_To do_.
Report all lines holding "content".
^^^^^^^^
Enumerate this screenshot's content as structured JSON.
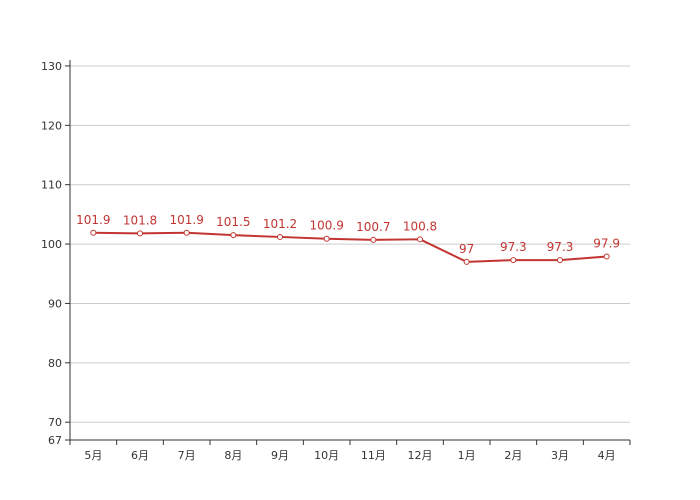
{
  "chart_data": {
    "type": "line",
    "title": "",
    "xlabel": "",
    "ylabel": "",
    "categories": [
      "5月",
      "6月",
      "7月",
      "8月",
      "9月",
      "10月",
      "11月",
      "12月",
      "1月",
      "2月",
      "3月",
      "4月"
    ],
    "series": [
      {
        "values": [
          101.9,
          101.8,
          101.9,
          101.5,
          101.2,
          100.9,
          100.7,
          100.8,
          97,
          97.3,
          97.3,
          97.9
        ],
        "color": "#c23531"
      }
    ],
    "data_labels": [
      "101.9",
      "101.8",
      "101.9",
      "101.5",
      "101.2",
      "100.9",
      "100.7",
      "100.8",
      "97",
      "97.3",
      "97.3",
      "97.9"
    ],
    "ylim": [
      67,
      131
    ],
    "y_ticks": [
      130,
      120,
      110,
      100,
      90,
      80,
      70,
      67
    ],
    "y_tick_labels": [
      "130",
      "120",
      "110",
      "100",
      "90",
      "80",
      "70",
      "67"
    ],
    "grid": true,
    "legend": "none"
  }
}
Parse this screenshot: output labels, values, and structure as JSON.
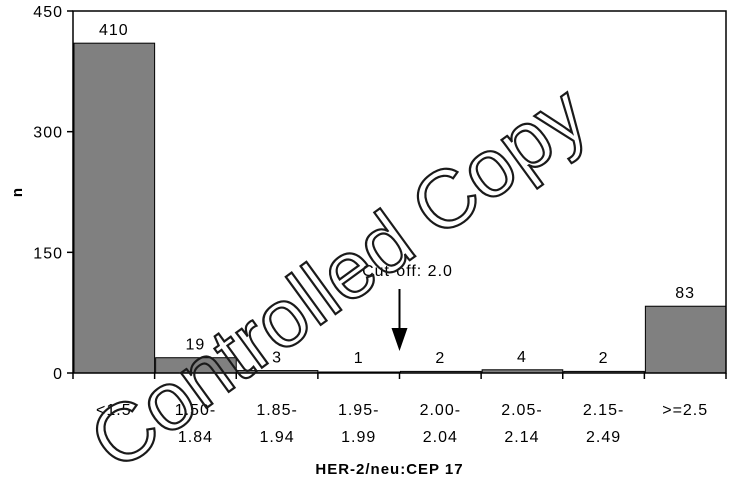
{
  "chart_data": {
    "type": "bar",
    "categories": [
      [
        "<1.5"
      ],
      [
        "1.50-",
        "1.84"
      ],
      [
        "1.85-",
        "1.94"
      ],
      [
        "1.95-",
        "1.99"
      ],
      [
        "2.00-",
        "2.04"
      ],
      [
        "2.05-",
        "2.14"
      ],
      [
        "2.15-",
        "2.49"
      ],
      [
        ">=2.5"
      ]
    ],
    "values": [
      410,
      19,
      3,
      1,
      2,
      4,
      2,
      83
    ],
    "data_labels": [
      "410",
      "19",
      "3",
      "1",
      "2",
      "4",
      "2",
      "83"
    ],
    "xlabel": "HER-2/neu:CEP 17",
    "ylabel": "n",
    "ylim": [
      0,
      450
    ],
    "yticks": [
      0,
      150,
      300,
      450
    ],
    "bar_color": "#808080",
    "grid": false,
    "annotation": {
      "text": "Cut-off: 2.0",
      "at_category_boundary": 4
    }
  },
  "watermark": {
    "text": "Controlled Copy"
  }
}
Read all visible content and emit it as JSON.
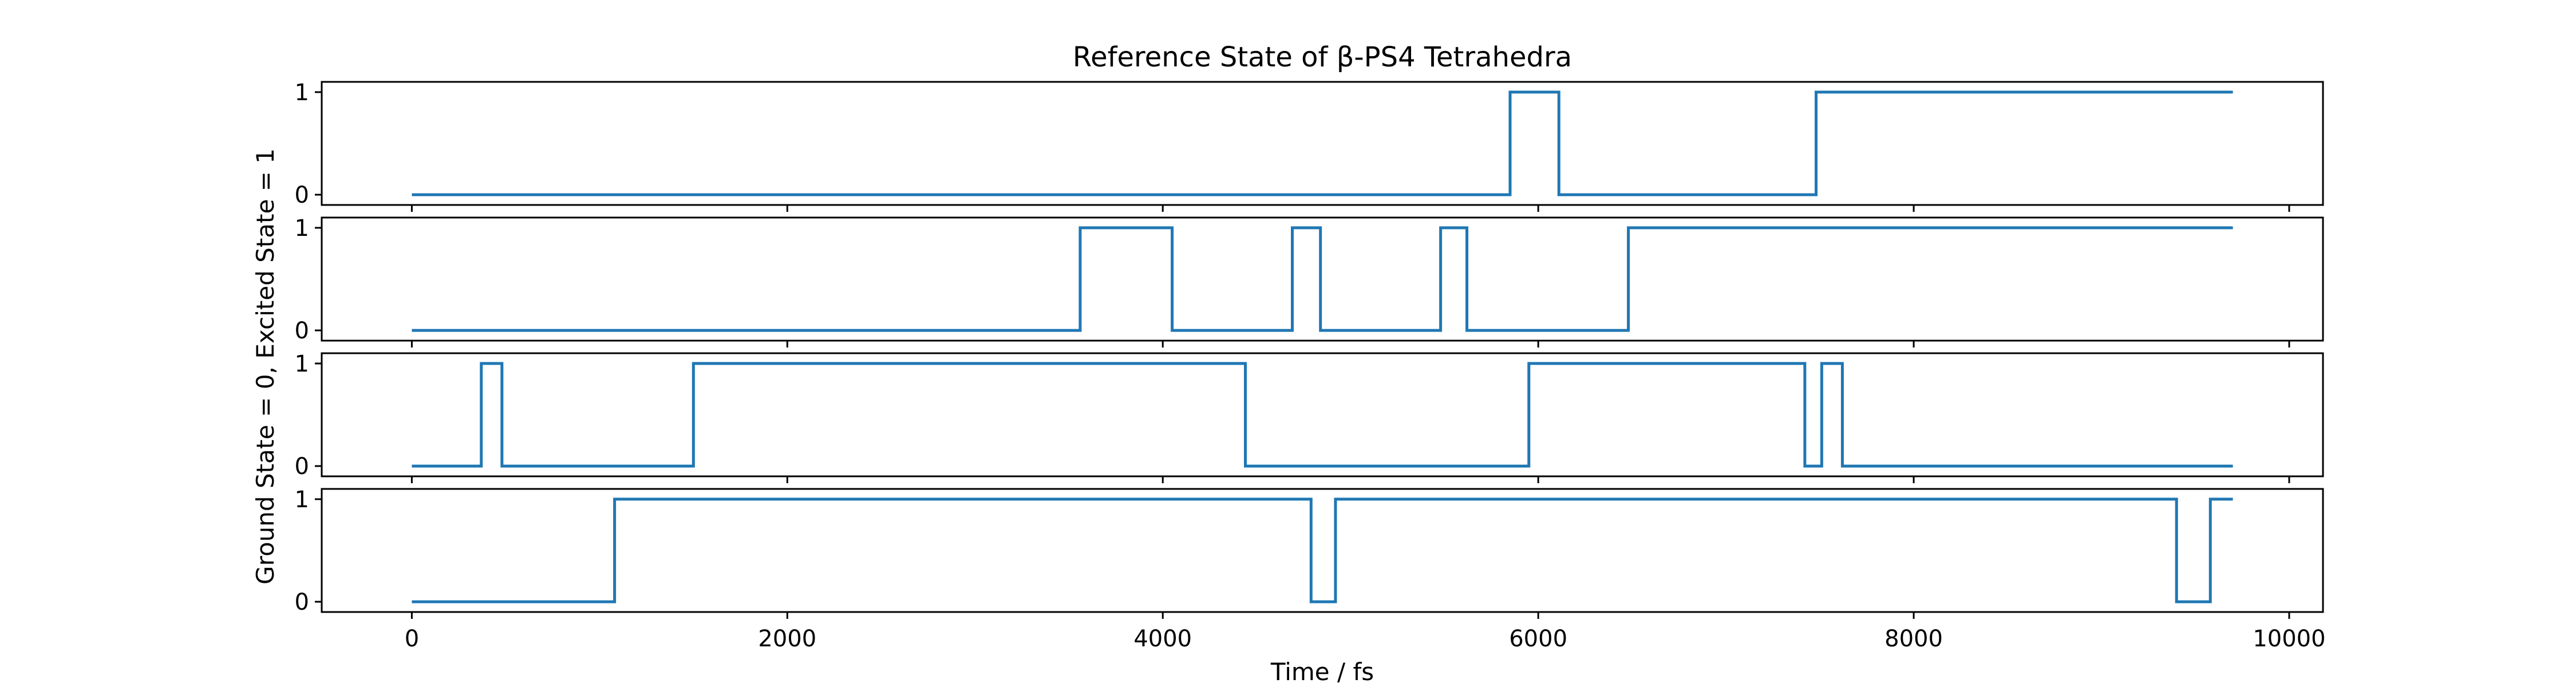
{
  "chart_data": {
    "type": "line",
    "title": "Reference State of β-PS4 Tetrahedra",
    "xlabel": "Time / fs",
    "ylabel": "Ground State = 0, Excited State = 1",
    "xlim": [
      -480,
      10180
    ],
    "ylim": [
      -0.1,
      1.1
    ],
    "x_ticks": [
      {
        "value": 0,
        "label": "0"
      },
      {
        "value": 2000,
        "label": "2000"
      },
      {
        "value": 4000,
        "label": "4000"
      },
      {
        "value": 6000,
        "label": "6000"
      },
      {
        "value": 8000,
        "label": "8000"
      },
      {
        "value": 10000,
        "label": "10000"
      }
    ],
    "y_ticks": [
      {
        "value": 0,
        "label": "0"
      },
      {
        "value": 1,
        "label": "1"
      }
    ],
    "line_color": "#1f77b4",
    "x_end": 9700,
    "panels": [
      {
        "initial_state": 0,
        "transitions": [
          {
            "x": 5850,
            "state": 1
          },
          {
            "x": 6110,
            "state": 0
          },
          {
            "x": 7480,
            "state": 1
          }
        ]
      },
      {
        "initial_state": 0,
        "transitions": [
          {
            "x": 3560,
            "state": 1
          },
          {
            "x": 4050,
            "state": 0
          },
          {
            "x": 4690,
            "state": 1
          },
          {
            "x": 4840,
            "state": 0
          },
          {
            "x": 5480,
            "state": 1
          },
          {
            "x": 5620,
            "state": 0
          },
          {
            "x": 6480,
            "state": 1
          }
        ]
      },
      {
        "initial_state": 0,
        "transitions": [
          {
            "x": 370,
            "state": 1
          },
          {
            "x": 480,
            "state": 0
          },
          {
            "x": 1500,
            "state": 1
          },
          {
            "x": 4440,
            "state": 0
          },
          {
            "x": 5950,
            "state": 1
          },
          {
            "x": 7420,
            "state": 0
          },
          {
            "x": 7510,
            "state": 1
          },
          {
            "x": 7620,
            "state": 0
          }
        ]
      },
      {
        "initial_state": 0,
        "transitions": [
          {
            "x": 1080,
            "state": 1
          },
          {
            "x": 4790,
            "state": 0
          },
          {
            "x": 4920,
            "state": 1
          },
          {
            "x": 9400,
            "state": 0
          },
          {
            "x": 9580,
            "state": 1
          }
        ]
      }
    ]
  }
}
^^^^^^^^
_Exercise response_.
Enumerate this screenshot's content as structured JSON.
Read all visible content and emit it as JSON.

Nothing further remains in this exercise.